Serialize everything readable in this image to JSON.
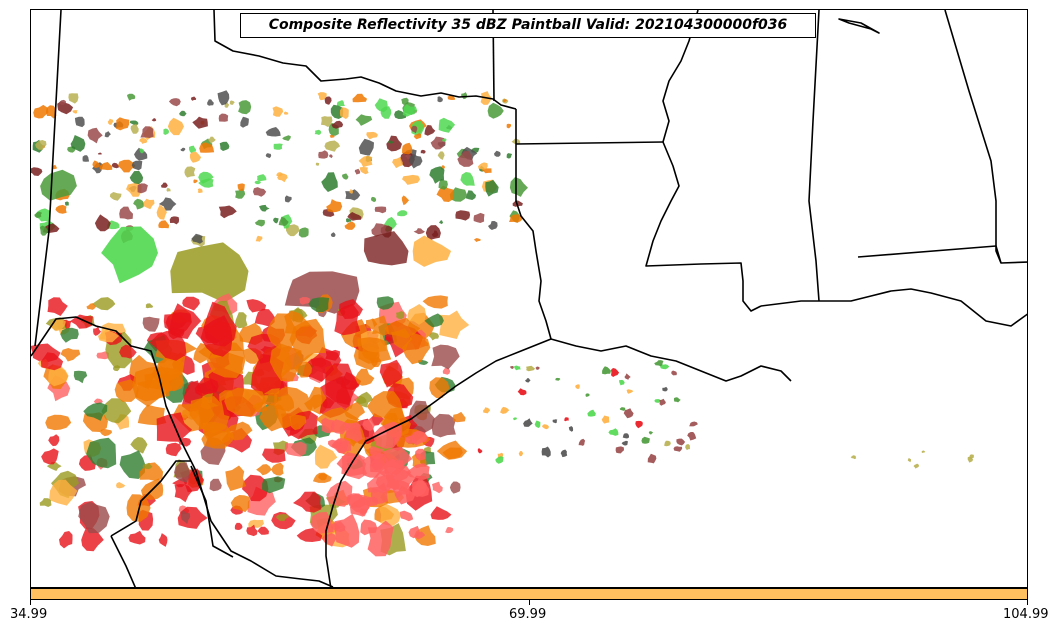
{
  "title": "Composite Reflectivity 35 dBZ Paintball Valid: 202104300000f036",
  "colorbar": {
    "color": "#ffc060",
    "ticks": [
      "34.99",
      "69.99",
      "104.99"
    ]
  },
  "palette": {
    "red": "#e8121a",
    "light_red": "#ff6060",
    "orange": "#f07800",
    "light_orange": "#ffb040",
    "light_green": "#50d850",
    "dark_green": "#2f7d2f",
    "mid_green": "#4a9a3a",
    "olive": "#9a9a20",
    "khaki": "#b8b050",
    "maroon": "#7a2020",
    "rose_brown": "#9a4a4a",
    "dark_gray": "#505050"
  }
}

○ ○ ○ ○ ○ ○ ○

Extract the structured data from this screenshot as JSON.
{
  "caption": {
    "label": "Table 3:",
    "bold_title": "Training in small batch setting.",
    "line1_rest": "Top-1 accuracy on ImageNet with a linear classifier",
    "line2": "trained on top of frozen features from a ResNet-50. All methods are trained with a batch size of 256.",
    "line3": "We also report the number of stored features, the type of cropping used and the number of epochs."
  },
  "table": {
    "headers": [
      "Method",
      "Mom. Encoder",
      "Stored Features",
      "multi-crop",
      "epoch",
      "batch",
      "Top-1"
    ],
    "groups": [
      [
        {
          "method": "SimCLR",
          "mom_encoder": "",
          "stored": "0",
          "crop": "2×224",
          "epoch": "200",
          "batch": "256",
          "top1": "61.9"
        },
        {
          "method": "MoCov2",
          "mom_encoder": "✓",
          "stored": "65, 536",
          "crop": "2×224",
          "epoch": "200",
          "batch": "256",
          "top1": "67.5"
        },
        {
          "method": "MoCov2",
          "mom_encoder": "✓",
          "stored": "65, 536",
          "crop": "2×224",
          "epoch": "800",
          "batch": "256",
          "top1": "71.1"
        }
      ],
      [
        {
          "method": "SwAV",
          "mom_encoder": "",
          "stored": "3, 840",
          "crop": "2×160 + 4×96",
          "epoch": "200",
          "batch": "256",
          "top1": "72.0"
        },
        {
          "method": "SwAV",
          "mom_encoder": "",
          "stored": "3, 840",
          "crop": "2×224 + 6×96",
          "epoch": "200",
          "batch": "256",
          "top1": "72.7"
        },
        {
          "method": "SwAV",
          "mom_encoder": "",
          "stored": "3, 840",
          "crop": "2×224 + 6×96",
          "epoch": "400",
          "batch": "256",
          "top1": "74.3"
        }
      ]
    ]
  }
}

○ ○ ○ ○ ○ ○ ○

Aim: Copy out every line in the listing where the word "this" appears.

Exercise result:
Serialize everything readable in this image to JSON.
Extract the structured data from this screenshot as JSON.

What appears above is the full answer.